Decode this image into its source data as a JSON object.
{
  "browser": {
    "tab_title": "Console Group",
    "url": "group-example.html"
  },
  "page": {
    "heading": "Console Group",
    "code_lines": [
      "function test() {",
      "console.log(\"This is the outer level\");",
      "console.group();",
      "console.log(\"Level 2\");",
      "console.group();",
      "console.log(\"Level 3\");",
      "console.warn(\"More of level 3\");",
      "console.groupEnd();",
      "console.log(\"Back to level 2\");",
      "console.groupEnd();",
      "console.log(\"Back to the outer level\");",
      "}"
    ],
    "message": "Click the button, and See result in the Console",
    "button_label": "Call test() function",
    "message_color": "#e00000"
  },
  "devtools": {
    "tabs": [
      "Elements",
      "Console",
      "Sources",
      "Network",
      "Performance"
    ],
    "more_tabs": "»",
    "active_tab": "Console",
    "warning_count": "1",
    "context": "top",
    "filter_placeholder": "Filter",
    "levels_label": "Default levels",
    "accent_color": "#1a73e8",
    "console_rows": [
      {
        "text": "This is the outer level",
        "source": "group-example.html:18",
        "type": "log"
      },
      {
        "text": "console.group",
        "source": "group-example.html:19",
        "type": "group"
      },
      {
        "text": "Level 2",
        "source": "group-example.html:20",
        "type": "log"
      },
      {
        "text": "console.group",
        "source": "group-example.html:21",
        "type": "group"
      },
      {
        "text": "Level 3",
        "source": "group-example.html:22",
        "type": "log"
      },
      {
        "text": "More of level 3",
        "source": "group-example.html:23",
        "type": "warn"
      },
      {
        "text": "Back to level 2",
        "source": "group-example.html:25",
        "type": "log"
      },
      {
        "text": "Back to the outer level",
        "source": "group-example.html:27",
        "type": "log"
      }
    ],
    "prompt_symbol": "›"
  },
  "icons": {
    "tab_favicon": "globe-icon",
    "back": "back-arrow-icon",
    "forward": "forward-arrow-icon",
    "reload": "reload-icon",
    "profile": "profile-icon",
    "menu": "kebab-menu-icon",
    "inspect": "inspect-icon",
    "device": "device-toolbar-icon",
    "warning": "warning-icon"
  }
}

==

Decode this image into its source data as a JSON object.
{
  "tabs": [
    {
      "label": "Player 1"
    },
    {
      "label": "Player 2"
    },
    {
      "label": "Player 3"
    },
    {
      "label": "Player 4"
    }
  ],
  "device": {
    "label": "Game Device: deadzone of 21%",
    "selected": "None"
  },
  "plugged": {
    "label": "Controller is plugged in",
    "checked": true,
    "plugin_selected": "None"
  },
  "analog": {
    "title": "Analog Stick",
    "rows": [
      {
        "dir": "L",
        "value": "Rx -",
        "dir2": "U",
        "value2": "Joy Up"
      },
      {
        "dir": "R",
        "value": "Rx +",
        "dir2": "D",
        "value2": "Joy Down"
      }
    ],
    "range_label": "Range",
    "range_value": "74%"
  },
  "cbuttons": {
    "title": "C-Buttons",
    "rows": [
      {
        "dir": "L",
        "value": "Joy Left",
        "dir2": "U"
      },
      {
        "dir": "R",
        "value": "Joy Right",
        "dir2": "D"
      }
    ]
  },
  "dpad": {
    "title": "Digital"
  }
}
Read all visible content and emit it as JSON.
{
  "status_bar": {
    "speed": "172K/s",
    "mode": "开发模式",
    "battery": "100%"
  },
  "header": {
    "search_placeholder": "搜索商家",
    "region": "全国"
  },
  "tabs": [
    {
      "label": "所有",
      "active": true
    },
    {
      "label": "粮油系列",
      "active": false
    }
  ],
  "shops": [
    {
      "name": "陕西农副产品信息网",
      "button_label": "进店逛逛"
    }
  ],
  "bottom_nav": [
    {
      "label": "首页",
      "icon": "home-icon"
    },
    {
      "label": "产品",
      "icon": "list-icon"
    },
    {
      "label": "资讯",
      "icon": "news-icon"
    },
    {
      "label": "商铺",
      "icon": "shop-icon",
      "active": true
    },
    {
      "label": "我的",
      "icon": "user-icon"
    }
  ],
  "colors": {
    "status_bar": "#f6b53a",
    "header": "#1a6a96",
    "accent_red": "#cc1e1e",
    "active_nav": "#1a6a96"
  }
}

--

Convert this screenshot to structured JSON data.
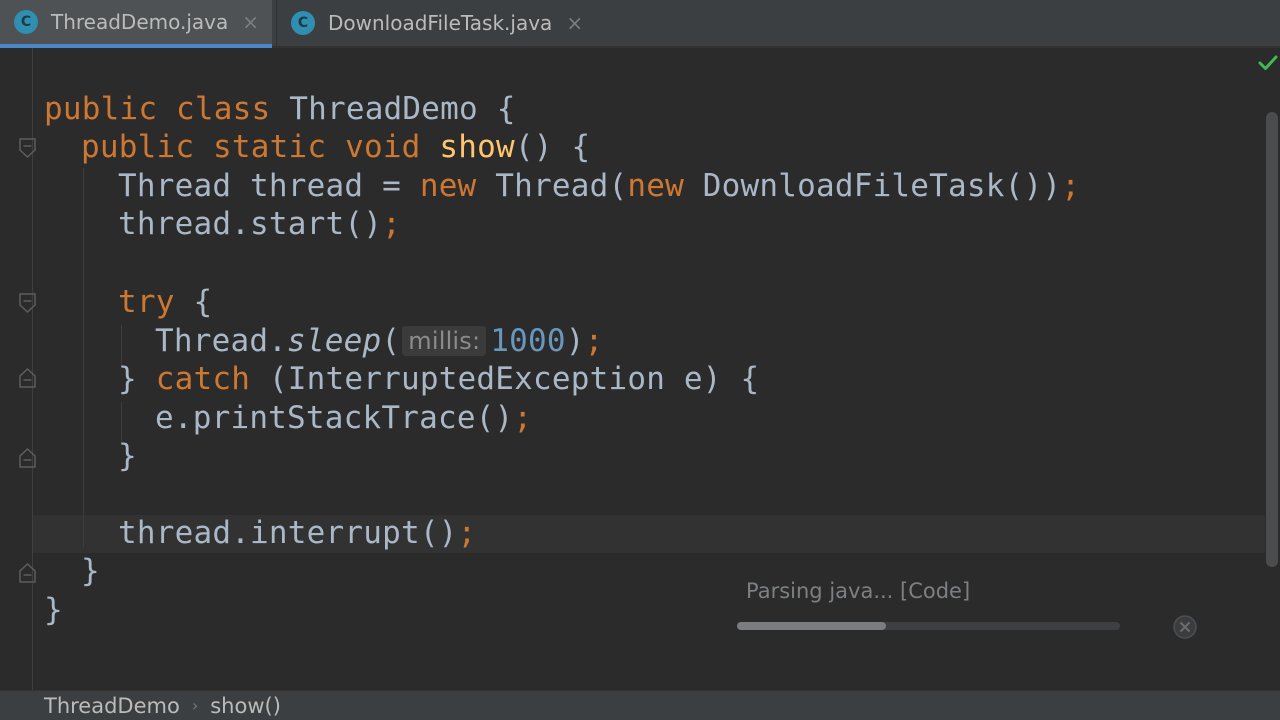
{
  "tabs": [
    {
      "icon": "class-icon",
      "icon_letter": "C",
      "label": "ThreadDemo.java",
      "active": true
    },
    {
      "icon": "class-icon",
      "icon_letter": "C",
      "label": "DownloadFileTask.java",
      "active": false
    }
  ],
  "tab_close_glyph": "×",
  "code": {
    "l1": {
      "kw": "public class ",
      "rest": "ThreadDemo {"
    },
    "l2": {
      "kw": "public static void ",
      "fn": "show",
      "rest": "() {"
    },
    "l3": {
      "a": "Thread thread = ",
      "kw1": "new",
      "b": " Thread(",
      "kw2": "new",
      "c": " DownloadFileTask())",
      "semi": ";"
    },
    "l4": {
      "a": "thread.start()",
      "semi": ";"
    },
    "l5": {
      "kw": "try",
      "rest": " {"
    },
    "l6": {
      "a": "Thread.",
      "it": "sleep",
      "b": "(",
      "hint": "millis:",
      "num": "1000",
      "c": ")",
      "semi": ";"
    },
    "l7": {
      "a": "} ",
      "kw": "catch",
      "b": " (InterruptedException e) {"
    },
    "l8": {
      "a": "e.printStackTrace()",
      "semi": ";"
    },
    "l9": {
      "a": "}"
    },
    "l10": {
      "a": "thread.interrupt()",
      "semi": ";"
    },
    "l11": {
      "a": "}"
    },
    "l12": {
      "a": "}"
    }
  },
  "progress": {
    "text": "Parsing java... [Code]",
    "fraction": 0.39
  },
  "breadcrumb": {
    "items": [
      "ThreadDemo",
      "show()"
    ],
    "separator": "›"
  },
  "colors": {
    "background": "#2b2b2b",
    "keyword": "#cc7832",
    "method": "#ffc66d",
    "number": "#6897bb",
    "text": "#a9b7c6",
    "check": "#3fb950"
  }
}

## WORK REQUIRED
Copy all lines from the material that contain "arrow".

## THE ANSWER
    "back": "back-arrow-icon",
    "forward": "forward-arrow-icon",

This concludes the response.